- _STORED RECORDS_:

%%

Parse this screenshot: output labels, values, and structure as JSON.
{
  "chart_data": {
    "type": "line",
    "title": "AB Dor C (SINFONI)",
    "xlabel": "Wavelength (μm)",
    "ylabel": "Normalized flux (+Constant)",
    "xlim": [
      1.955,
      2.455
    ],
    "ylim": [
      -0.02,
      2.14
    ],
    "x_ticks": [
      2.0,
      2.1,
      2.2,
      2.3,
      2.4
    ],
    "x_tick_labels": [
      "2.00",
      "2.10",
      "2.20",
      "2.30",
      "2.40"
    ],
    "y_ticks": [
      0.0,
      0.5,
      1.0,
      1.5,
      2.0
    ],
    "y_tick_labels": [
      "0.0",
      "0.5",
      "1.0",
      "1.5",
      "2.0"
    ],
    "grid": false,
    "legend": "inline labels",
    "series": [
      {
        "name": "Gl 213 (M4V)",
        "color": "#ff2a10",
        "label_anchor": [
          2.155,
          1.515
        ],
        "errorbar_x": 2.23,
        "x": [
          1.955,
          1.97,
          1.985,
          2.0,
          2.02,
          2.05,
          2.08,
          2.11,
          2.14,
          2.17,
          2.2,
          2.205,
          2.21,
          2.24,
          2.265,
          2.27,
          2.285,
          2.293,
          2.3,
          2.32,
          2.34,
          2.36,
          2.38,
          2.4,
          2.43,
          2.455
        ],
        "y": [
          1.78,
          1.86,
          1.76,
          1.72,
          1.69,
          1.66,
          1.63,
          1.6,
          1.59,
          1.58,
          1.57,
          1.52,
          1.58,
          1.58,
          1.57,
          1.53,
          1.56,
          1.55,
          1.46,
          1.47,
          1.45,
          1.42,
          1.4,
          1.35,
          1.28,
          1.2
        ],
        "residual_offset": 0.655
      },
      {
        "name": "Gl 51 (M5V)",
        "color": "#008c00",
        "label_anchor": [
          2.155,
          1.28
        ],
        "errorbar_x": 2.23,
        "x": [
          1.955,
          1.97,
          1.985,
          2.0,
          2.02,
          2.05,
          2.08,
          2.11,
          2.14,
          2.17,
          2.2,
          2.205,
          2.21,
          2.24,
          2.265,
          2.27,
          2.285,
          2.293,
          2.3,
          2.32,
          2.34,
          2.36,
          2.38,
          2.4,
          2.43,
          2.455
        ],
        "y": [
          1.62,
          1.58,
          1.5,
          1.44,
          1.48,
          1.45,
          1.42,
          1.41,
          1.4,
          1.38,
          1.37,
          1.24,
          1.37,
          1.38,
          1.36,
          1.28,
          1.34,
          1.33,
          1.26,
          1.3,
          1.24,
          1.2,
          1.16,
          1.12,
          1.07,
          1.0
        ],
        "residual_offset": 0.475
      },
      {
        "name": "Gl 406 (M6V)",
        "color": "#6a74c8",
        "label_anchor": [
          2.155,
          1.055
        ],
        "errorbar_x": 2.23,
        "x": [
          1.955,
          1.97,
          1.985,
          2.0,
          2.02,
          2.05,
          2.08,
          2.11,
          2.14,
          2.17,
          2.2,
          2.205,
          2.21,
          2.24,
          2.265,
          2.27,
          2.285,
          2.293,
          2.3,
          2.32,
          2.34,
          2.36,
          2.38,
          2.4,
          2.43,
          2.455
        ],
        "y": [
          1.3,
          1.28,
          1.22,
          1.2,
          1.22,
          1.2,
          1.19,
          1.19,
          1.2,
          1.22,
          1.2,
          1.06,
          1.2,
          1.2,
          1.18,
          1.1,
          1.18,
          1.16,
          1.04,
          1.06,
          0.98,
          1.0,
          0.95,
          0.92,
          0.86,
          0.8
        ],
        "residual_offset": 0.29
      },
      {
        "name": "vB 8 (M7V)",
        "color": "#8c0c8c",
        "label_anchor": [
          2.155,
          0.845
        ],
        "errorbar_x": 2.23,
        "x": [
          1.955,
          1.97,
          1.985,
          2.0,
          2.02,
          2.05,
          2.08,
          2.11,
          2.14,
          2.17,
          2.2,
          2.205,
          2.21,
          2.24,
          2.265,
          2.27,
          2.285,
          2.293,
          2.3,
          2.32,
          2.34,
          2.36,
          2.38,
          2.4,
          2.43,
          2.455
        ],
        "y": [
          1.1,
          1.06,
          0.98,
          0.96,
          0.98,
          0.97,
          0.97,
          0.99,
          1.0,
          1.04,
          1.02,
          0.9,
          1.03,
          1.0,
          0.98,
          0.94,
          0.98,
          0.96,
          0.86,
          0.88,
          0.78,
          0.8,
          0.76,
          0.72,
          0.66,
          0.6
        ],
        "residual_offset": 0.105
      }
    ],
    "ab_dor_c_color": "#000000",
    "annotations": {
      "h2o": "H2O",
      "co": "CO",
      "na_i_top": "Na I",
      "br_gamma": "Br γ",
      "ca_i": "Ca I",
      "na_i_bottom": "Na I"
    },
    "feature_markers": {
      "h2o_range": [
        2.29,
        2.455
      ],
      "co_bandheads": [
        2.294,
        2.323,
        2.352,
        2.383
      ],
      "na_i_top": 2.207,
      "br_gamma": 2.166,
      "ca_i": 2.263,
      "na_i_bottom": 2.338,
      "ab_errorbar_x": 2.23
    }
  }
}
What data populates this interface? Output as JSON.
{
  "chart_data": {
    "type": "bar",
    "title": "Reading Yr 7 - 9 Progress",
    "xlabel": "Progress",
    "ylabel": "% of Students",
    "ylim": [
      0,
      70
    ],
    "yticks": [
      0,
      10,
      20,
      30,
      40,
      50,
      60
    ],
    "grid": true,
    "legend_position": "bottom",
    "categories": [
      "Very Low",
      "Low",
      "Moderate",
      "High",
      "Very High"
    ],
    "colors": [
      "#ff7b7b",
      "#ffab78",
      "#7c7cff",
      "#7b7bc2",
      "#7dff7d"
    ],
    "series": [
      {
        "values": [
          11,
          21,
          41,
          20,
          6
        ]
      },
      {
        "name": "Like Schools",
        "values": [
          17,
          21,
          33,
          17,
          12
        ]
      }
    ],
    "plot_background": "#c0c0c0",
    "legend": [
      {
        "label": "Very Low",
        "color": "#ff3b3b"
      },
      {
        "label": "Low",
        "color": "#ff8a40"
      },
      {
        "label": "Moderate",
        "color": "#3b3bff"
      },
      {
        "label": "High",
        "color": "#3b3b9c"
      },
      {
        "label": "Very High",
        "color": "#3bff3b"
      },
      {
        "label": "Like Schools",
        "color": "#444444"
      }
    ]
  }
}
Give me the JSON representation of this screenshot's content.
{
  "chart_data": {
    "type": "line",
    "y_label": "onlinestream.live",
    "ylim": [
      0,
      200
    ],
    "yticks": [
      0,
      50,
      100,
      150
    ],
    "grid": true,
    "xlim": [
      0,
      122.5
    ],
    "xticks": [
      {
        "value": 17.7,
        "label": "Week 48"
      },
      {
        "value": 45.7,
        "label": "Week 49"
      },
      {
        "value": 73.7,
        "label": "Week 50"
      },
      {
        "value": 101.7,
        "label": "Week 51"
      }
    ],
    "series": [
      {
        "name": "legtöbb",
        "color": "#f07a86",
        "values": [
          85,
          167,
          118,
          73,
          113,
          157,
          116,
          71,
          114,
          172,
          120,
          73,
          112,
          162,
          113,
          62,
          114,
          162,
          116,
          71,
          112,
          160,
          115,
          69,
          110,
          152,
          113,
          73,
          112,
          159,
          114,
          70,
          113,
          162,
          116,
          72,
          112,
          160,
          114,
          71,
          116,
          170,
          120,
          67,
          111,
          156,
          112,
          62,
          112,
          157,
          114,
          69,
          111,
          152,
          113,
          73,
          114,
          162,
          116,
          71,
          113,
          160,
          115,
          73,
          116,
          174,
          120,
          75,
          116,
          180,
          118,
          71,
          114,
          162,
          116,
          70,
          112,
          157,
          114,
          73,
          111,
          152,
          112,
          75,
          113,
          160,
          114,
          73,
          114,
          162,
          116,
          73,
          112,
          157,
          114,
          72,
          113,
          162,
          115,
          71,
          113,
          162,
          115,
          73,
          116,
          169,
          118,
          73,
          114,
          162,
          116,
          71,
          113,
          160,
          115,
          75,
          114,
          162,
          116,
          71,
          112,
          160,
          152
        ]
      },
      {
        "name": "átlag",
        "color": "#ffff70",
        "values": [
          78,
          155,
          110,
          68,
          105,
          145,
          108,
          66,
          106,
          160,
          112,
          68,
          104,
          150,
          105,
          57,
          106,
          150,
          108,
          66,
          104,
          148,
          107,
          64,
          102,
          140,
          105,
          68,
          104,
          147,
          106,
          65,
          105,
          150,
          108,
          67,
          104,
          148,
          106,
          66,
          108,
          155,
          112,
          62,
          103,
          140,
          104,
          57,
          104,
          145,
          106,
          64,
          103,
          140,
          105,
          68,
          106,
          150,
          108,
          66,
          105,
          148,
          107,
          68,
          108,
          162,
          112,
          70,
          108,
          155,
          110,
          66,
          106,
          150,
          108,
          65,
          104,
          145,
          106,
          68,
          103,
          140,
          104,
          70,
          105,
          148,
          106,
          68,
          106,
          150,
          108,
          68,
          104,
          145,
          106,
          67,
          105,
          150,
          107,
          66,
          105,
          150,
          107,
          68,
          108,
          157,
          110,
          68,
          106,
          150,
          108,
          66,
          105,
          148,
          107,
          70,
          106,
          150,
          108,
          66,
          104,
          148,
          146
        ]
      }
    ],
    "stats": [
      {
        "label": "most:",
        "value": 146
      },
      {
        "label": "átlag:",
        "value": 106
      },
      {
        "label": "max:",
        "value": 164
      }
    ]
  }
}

%%

- _EXERCISE PROMPT_: Tell how many lines hold the string "Like", giving the number and nothing else.

- _REPLY_: 2